**What the task asks:**
Leave out the pictures and copy the remaining records exactly.

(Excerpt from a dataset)
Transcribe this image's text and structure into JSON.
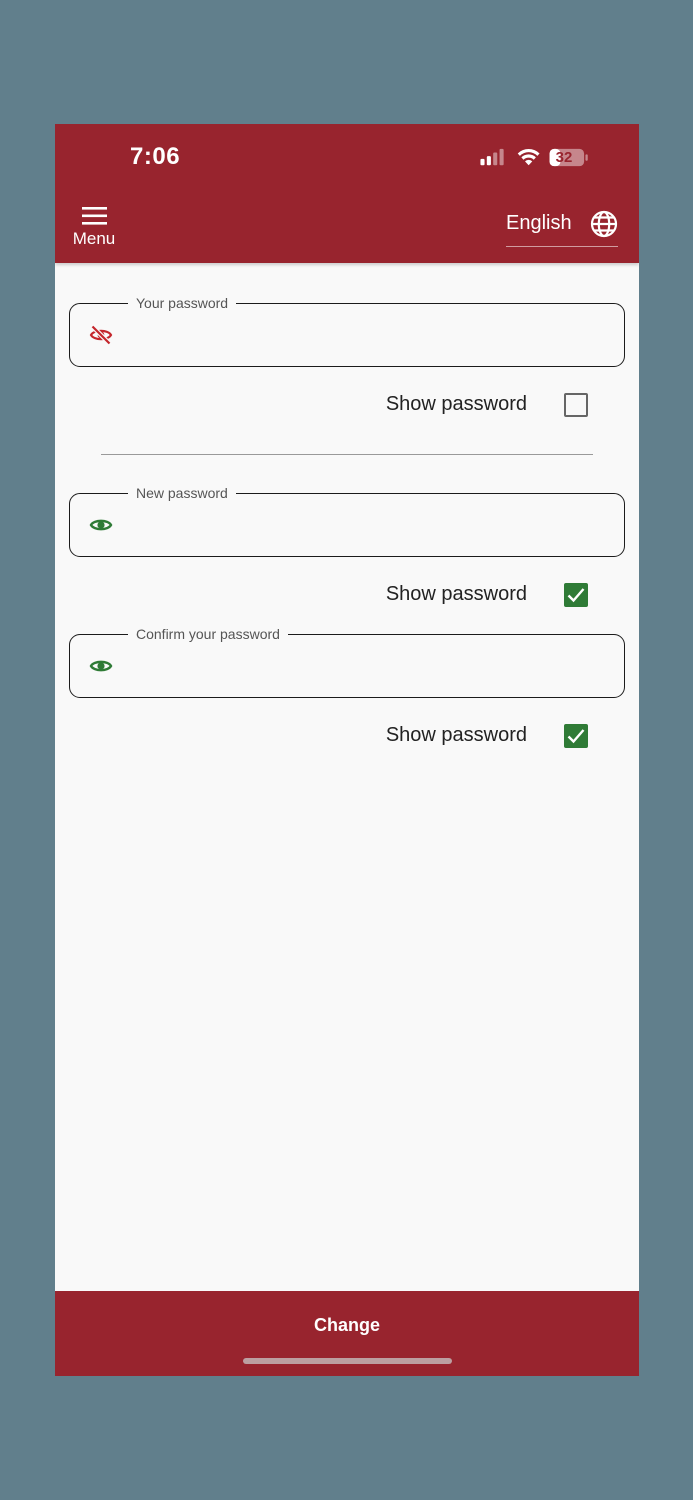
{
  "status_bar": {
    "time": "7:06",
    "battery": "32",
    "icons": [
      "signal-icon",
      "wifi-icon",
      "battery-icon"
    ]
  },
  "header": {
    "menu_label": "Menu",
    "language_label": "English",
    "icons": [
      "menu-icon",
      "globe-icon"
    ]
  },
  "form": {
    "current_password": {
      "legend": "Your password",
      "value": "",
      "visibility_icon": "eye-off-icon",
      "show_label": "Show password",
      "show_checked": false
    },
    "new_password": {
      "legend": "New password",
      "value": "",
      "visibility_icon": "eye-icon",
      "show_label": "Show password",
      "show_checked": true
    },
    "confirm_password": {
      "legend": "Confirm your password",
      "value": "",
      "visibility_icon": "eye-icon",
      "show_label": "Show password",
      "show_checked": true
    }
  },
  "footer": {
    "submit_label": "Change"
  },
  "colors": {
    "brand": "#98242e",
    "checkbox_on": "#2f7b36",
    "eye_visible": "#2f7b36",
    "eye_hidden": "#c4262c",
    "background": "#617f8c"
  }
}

**Full response:**
Transcribe this image's text and structure into JSON.
{
  "status_bar": {
    "time": "7:06",
    "battery": "32",
    "icons": [
      "signal-icon",
      "wifi-icon",
      "battery-icon"
    ]
  },
  "header": {
    "menu_label": "Menu",
    "language_label": "English",
    "icons": [
      "menu-icon",
      "globe-icon"
    ]
  },
  "form": {
    "current_password": {
      "legend": "Your password",
      "value": "",
      "visibility_icon": "eye-off-icon",
      "show_label": "Show password",
      "show_checked": false
    },
    "new_password": {
      "legend": "New password",
      "value": "",
      "visibility_icon": "eye-icon",
      "show_label": "Show password",
      "show_checked": true
    },
    "confirm_password": {
      "legend": "Confirm your password",
      "value": "",
      "visibility_icon": "eye-icon",
      "show_label": "Show password",
      "show_checked": true
    }
  },
  "footer": {
    "submit_label": "Change"
  },
  "colors": {
    "brand": "#98242e",
    "checkbox_on": "#2f7b36",
    "eye_visible": "#2f7b36",
    "eye_hidden": "#c4262c",
    "background": "#617f8c"
  }
}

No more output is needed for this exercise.